WORK TO DO: Find the lines with the string "General" and return them.

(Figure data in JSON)
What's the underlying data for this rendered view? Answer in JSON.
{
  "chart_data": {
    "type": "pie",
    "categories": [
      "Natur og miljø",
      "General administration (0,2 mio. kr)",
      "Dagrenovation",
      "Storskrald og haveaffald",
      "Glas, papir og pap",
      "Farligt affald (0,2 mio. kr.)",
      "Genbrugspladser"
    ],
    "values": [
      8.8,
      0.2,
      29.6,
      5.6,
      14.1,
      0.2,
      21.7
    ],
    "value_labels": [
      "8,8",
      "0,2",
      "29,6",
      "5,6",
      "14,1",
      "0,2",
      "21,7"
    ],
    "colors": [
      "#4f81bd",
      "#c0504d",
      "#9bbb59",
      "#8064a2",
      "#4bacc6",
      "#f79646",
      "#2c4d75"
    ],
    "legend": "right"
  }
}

---

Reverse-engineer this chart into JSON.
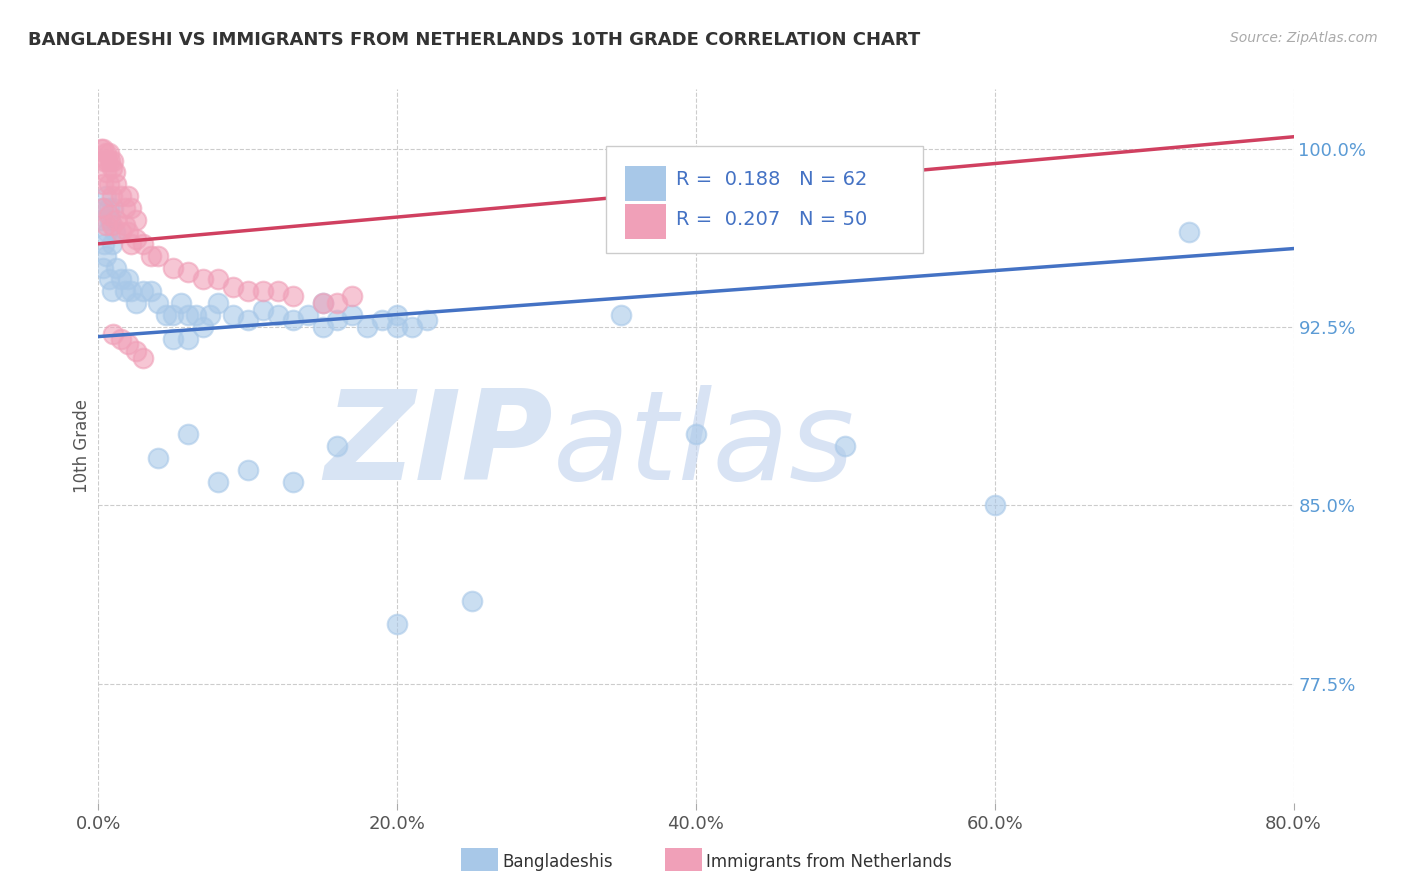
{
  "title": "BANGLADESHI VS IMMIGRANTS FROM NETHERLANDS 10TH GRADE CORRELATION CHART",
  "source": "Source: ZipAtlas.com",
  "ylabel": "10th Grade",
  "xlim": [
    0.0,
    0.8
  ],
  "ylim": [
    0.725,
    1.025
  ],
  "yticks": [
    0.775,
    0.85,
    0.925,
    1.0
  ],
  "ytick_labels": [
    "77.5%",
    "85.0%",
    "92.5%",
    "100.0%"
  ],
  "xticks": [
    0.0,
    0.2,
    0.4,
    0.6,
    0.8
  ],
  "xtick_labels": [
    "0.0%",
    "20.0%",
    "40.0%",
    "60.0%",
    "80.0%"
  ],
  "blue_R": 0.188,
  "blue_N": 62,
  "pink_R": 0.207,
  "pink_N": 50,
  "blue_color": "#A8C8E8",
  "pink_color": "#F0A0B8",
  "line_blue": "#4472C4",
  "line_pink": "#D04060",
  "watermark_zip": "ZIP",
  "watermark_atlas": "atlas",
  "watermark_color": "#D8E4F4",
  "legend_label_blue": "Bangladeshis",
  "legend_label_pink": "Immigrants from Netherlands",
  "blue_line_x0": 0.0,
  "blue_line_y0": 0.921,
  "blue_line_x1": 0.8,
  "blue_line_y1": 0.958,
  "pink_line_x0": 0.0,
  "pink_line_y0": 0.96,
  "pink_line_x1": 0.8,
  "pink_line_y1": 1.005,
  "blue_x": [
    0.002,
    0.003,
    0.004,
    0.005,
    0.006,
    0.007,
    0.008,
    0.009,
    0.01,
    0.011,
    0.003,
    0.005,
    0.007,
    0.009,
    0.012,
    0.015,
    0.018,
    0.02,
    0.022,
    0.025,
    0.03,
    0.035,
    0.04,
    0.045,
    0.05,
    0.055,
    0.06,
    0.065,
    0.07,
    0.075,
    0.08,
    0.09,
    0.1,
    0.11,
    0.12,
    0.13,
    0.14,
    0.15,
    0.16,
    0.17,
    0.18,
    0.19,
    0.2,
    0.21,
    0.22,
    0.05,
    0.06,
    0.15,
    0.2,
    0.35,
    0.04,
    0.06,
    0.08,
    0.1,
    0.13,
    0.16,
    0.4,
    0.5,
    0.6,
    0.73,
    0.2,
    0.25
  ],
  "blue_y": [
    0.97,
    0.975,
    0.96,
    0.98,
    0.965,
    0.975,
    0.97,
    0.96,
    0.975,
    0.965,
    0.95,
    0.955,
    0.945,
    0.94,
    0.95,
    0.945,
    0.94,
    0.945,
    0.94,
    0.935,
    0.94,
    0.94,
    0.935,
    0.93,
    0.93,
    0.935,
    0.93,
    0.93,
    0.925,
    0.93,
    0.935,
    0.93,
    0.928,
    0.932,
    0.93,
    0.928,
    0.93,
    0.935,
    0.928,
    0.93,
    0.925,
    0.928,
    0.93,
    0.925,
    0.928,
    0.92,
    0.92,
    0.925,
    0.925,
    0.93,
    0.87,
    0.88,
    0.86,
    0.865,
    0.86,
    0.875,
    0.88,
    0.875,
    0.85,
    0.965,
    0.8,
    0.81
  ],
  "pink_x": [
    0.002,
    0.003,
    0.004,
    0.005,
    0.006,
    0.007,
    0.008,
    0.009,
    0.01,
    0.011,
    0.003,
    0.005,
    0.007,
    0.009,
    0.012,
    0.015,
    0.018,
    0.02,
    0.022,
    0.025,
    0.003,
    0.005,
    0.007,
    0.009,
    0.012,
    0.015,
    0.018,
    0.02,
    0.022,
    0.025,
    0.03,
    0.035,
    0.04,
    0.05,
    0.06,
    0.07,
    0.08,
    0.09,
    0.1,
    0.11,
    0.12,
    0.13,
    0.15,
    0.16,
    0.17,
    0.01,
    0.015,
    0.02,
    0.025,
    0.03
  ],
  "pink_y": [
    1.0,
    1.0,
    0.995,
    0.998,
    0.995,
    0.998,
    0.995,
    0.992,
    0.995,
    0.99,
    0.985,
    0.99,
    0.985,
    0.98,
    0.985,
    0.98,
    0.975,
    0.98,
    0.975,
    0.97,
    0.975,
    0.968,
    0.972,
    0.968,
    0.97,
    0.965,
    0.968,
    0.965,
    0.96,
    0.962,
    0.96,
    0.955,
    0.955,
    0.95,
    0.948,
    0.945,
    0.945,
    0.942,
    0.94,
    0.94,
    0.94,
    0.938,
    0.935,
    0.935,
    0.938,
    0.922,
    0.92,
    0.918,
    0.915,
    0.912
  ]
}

* * *

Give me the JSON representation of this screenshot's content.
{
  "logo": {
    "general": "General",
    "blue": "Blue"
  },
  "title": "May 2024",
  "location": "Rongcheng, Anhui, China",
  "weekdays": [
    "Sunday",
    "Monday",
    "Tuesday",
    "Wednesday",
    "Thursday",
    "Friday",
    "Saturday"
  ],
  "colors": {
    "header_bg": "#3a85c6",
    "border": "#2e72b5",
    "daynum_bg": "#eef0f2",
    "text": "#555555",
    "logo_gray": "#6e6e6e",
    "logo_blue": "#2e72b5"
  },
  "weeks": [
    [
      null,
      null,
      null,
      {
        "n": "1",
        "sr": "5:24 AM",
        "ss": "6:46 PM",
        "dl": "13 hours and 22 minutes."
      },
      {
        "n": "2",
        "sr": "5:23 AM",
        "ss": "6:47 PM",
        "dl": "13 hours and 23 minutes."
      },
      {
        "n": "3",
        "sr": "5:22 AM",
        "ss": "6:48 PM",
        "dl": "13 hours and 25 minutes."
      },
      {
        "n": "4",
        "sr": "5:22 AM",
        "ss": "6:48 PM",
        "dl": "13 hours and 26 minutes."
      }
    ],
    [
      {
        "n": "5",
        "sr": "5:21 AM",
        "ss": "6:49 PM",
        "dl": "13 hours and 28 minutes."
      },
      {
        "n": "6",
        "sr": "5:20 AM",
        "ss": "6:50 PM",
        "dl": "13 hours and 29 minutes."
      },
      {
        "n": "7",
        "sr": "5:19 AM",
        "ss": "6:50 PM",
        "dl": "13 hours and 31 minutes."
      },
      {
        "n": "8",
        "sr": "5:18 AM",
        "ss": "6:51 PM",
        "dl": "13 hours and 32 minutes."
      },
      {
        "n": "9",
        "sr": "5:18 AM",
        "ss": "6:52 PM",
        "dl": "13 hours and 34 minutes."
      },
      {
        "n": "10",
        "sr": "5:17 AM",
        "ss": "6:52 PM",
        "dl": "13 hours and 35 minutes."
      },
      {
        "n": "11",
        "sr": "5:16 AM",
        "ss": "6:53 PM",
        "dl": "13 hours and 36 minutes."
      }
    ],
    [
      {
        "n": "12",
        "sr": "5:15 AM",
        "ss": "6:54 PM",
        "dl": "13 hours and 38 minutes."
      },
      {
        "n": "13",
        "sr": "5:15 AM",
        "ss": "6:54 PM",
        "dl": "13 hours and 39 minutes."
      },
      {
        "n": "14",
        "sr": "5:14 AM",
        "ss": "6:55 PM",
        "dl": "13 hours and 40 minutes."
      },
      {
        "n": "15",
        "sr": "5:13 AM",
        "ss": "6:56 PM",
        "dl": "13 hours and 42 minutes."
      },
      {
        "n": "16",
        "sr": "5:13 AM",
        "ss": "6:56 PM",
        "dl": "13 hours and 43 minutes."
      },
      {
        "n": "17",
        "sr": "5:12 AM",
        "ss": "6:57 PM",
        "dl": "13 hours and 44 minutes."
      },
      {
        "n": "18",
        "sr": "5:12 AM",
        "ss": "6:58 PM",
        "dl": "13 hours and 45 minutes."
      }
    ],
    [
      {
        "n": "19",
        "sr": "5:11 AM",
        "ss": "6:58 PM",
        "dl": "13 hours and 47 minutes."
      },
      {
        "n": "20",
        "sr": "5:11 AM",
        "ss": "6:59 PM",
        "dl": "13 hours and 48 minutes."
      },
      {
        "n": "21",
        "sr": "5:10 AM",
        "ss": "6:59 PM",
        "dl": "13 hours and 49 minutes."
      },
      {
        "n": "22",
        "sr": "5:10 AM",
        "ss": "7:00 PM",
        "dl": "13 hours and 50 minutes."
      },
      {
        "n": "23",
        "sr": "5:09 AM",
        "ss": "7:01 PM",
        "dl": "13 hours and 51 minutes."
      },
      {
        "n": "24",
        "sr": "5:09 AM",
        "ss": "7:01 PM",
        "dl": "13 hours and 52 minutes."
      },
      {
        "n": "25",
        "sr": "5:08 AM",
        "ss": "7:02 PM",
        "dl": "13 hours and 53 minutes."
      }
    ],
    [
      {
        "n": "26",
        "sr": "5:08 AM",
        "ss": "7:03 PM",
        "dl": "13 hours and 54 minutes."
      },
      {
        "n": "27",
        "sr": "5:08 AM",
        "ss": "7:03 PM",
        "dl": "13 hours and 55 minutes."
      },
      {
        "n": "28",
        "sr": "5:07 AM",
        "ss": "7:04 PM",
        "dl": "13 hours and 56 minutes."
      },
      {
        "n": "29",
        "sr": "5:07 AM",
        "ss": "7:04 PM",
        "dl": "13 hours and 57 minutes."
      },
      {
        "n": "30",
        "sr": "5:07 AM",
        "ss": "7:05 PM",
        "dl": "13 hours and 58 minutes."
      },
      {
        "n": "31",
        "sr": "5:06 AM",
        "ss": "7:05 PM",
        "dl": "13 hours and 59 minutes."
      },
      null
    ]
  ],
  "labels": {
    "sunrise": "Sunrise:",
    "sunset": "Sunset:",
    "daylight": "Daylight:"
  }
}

THE OUTPUT:
      "General administration (0,2 mio. kr)",
    "general": "General",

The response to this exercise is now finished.